Directive >> Copy out the listing word for word, from the line containing "i need the location" through the line containing "12, 230, 72]", both included. Leave out the pictures.

* Start Task input *

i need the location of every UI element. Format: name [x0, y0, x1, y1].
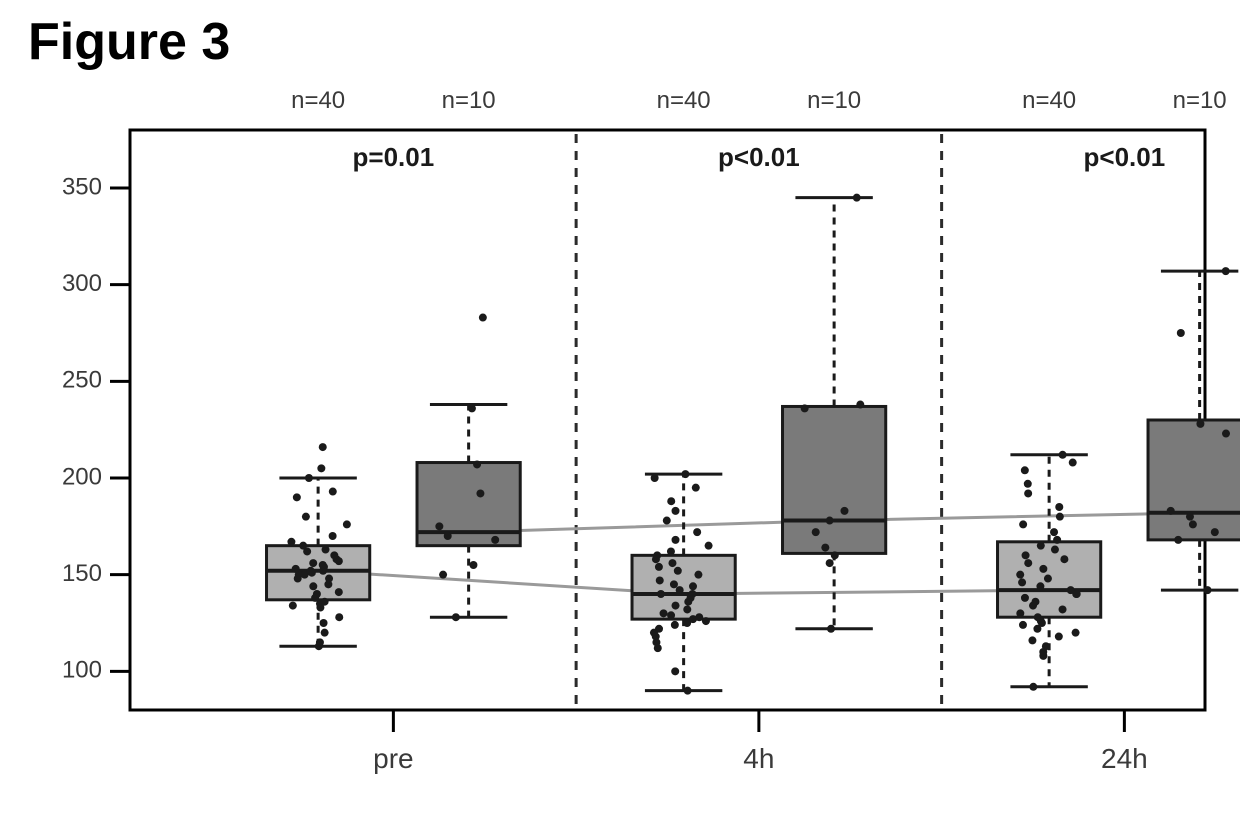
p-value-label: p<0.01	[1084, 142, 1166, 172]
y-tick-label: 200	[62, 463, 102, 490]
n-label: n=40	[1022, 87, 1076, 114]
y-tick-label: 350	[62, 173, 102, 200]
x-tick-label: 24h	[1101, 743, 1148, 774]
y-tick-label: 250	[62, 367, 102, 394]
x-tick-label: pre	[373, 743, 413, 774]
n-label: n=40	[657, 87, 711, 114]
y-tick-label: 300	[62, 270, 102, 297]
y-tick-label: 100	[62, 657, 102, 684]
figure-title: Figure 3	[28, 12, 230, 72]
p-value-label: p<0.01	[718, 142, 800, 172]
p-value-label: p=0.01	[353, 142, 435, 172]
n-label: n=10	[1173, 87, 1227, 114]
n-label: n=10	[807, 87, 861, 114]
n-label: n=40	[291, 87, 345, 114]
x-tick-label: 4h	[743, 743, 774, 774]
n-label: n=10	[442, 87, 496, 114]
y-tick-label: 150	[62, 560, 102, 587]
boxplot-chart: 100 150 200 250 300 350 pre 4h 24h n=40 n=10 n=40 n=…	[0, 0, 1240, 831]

* End Task input *
* Start Task input *

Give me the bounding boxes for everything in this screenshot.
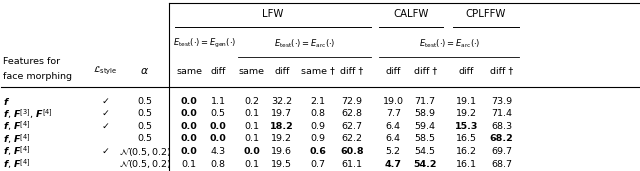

* End Task input *
* Start Task input *

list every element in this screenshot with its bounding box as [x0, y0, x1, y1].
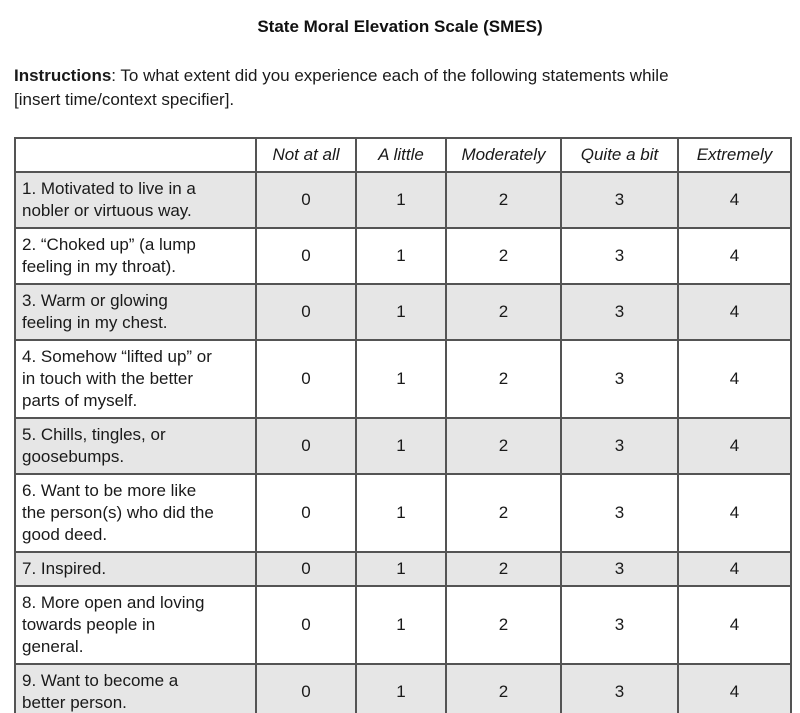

* End Task input *

Solved exercise >>
i need the location of every UI element. Format: name [x0, y0, x1, y1].
p-value-label: p<0.01	[1084, 142, 1166, 172]
y-tick-label: 200	[62, 463, 102, 490]
n-label: n=40	[1022, 87, 1076, 114]
y-tick-label: 350	[62, 173, 102, 200]
x-tick-label: 24h	[1101, 743, 1148, 774]
y-tick-label: 250	[62, 367, 102, 394]
x-tick-label: pre	[373, 743, 413, 774]
n-label: n=40	[657, 87, 711, 114]
y-tick-label: 300	[62, 270, 102, 297]
y-tick-label: 100	[62, 657, 102, 684]
figure-title: Figure 3	[28, 12, 230, 72]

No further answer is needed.